Il tuo compito:
Trascrivi fedelmente tutte le righe riportate qui sotto, senza cambiare nulla.

Materiale fornito:
*****
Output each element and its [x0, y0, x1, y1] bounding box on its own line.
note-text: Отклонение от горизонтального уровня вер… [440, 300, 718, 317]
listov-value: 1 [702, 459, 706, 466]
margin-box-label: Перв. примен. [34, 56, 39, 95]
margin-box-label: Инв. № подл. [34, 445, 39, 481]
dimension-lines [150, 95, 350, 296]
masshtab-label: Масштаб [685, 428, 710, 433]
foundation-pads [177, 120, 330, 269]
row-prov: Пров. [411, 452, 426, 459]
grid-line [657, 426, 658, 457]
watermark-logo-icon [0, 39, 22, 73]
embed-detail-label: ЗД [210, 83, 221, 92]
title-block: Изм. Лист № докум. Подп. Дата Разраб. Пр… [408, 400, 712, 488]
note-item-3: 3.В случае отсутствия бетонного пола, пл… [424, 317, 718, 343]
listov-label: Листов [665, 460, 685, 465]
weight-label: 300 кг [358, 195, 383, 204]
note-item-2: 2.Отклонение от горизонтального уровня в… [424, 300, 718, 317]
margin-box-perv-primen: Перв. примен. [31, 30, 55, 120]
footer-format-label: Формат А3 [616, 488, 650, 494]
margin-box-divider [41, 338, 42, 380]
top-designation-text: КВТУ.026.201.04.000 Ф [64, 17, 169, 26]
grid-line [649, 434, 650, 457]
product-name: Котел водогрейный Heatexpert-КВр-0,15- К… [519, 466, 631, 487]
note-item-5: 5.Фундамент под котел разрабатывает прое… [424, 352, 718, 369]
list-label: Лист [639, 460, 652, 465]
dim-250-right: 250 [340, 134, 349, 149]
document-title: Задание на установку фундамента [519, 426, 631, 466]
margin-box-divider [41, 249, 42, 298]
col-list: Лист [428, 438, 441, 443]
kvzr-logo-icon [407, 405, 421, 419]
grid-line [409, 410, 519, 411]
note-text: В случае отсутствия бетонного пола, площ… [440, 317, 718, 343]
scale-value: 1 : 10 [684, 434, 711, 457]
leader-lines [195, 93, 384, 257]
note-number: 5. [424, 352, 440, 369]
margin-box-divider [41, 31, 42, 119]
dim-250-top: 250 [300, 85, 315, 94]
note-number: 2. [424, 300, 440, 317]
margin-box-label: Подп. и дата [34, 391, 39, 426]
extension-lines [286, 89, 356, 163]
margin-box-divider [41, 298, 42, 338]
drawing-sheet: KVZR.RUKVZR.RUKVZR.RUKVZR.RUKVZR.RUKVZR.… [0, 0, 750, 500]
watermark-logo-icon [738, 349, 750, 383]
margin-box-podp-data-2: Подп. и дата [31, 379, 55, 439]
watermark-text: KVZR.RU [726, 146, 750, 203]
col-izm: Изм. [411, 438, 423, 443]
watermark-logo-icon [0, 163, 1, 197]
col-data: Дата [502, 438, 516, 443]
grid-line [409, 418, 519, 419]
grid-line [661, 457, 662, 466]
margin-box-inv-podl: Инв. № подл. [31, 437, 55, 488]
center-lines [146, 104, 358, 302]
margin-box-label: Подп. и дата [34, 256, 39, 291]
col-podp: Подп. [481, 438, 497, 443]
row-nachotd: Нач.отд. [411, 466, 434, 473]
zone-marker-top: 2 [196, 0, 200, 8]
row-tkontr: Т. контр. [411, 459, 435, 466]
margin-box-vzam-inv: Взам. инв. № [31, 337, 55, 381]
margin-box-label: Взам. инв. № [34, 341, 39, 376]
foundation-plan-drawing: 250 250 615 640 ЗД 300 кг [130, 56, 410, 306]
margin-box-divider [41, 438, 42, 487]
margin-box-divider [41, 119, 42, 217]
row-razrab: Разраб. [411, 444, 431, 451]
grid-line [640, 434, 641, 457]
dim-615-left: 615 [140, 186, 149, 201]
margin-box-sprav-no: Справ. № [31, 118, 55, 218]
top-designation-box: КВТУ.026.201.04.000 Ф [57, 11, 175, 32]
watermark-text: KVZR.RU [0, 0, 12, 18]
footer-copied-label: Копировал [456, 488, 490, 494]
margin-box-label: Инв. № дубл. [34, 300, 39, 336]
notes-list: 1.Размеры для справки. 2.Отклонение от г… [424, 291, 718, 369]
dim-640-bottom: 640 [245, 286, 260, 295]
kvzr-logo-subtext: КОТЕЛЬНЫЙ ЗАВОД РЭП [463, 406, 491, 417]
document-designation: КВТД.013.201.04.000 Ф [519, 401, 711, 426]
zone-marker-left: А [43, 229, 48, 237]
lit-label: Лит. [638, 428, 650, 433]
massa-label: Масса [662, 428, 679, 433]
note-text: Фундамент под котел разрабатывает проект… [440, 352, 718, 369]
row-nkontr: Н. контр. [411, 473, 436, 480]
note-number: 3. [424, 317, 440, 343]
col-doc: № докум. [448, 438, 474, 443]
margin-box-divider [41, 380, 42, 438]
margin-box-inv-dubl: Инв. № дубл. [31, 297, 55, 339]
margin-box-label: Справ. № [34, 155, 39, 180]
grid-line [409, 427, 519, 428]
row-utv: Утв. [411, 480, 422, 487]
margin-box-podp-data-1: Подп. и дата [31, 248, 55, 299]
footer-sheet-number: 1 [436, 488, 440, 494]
*****
Risultato del compito:
Output each element and its [x0, y0, x1, y1] bounding box on its own line.
note-text: Отклонение от горизонтального уровня вер… [440, 300, 718, 317]
listov-value: 1 [702, 459, 706, 466]
margin-box-label: Перв. примен. [34, 56, 39, 95]
margin-box-label: Инв. № подл. [34, 445, 39, 481]
dimension-lines [150, 95, 350, 296]
masshtab-label: Масштаб [685, 428, 710, 433]
foundation-pads [177, 120, 330, 269]
row-prov: Пров. [411, 452, 426, 459]
grid-line [657, 426, 658, 457]
watermark-logo-icon [0, 39, 22, 73]
embed-detail-label: ЗД [210, 83, 221, 92]
title-block: Изм. Лист № докум. Подп. Дата Разраб. Пр… [408, 400, 712, 488]
note-item-3: 3.В случае отсутствия бетонного пола, пл… [424, 317, 718, 343]
listov-label: Листов [665, 460, 685, 465]
weight-label: 300 кг [358, 195, 383, 204]
note-item-2: 2.Отклонение от горизонтального уровня в… [424, 300, 718, 317]
margin-box-perv-primen: Перв. примен. [31, 30, 55, 120]
footer-format-label: Формат А3 [616, 488, 650, 494]
margin-box-divider [41, 338, 42, 380]
top-designation-text: КВТУ.026.201.04.000 Ф [64, 17, 169, 26]
grid-line [649, 434, 650, 457]
product-name: Котел водогрейный Heatexpert-КВр-0,15- К… [519, 466, 631, 487]
note-item-5: 5.Фундамент под котел разрабатывает прое… [424, 352, 718, 369]
list-label: Лист [639, 460, 652, 465]
dim-250-right: 250 [340, 134, 349, 149]
document-title: Задание на установку фундамента [519, 426, 631, 466]
margin-box-divider [41, 249, 42, 298]
col-list: Лист [428, 438, 441, 443]
kvzr-logo-icon [407, 405, 421, 419]
grid-line [409, 410, 519, 411]
note-text: В случае отсутствия бетонного пола, площ… [440, 317, 718, 343]
scale-value: 1 : 10 [684, 434, 711, 457]
leader-lines [195, 93, 384, 257]
note-number: 5. [424, 352, 440, 369]
margin-box-divider [41, 31, 42, 119]
dim-250-top: 250 [300, 85, 315, 94]
note-number: 2. [424, 300, 440, 317]
margin-box-label: Подп. и дата [34, 391, 39, 426]
extension-lines [286, 89, 356, 163]
margin-box-divider [41, 298, 42, 338]
drawing-sheet: KVZR.RUKVZR.RUKVZR.RUKVZR.RUKVZR.RUKVZR.… [0, 0, 750, 500]
watermark-logo-icon [738, 349, 750, 383]
margin-box-podp-data-2: Подп. и дата [31, 379, 55, 439]
watermark-text: KVZR.RU [726, 146, 750, 203]
col-izm: Изм. [411, 438, 423, 443]
watermark-logo-icon [0, 163, 1, 197]
col-data: Дата [502, 438, 516, 443]
grid-line [409, 418, 519, 419]
grid-line [661, 457, 662, 466]
margin-box-inv-podl: Инв. № подл. [31, 437, 55, 488]
center-lines [146, 104, 358, 302]
margin-box-label: Подп. и дата [34, 256, 39, 291]
col-podp: Подп. [481, 438, 497, 443]
row-nachotd: Нач.отд. [411, 466, 434, 473]
zone-marker-top: 2 [196, 0, 200, 8]
row-tkontr: Т. контр. [411, 459, 435, 466]
margin-box-vzam-inv: Взам. инв. № [31, 337, 55, 381]
margin-box-label: Взам. инв. № [34, 341, 39, 376]
foundation-plan-drawing: 250 250 615 640 ЗД 300 кг [130, 56, 410, 306]
margin-box-divider [41, 438, 42, 487]
margin-box-divider [41, 119, 42, 217]
row-razrab: Разраб. [411, 444, 431, 451]
grid-line [640, 434, 641, 457]
dim-615-left: 615 [140, 186, 149, 201]
margin-box-sprav-no: Справ. № [31, 118, 55, 218]
top-designation-box: КВТУ.026.201.04.000 Ф [57, 11, 175, 32]
watermark-text: KVZR.RU [0, 0, 12, 18]
footer-copied-label: Копировал [456, 488, 490, 494]
margin-box-label: Инв. № дубл. [34, 300, 39, 336]
notes-list: 1.Размеры для справки. 2.Отклонение от г… [424, 291, 718, 369]
dim-640-bottom: 640 [245, 286, 260, 295]
kvzr-logo-subtext: КОТЕЛЬНЫЙ ЗАВОД РЭП [463, 406, 491, 417]
document-designation: КВТД.013.201.04.000 Ф [519, 401, 711, 426]
zone-marker-left: А [43, 229, 48, 237]
lit-label: Лит. [638, 428, 650, 433]
massa-label: Масса [662, 428, 679, 433]
note-text: Фундамент под котел разрабатывает проект… [440, 352, 718, 369]
row-nkontr: Н. контр. [411, 473, 436, 480]
note-number: 3. [424, 317, 440, 343]
col-doc: № докум. [448, 438, 474, 443]
margin-box-divider [41, 380, 42, 438]
margin-box-inv-dubl: Инв. № дубл. [31, 297, 55, 339]
margin-box-label: Справ. № [34, 155, 39, 180]
grid-line [409, 427, 519, 428]
row-utv: Утв. [411, 480, 422, 487]
margin-box-podp-data-1: Подп. и дата [31, 248, 55, 299]
footer-sheet-number: 1 [436, 488, 440, 494]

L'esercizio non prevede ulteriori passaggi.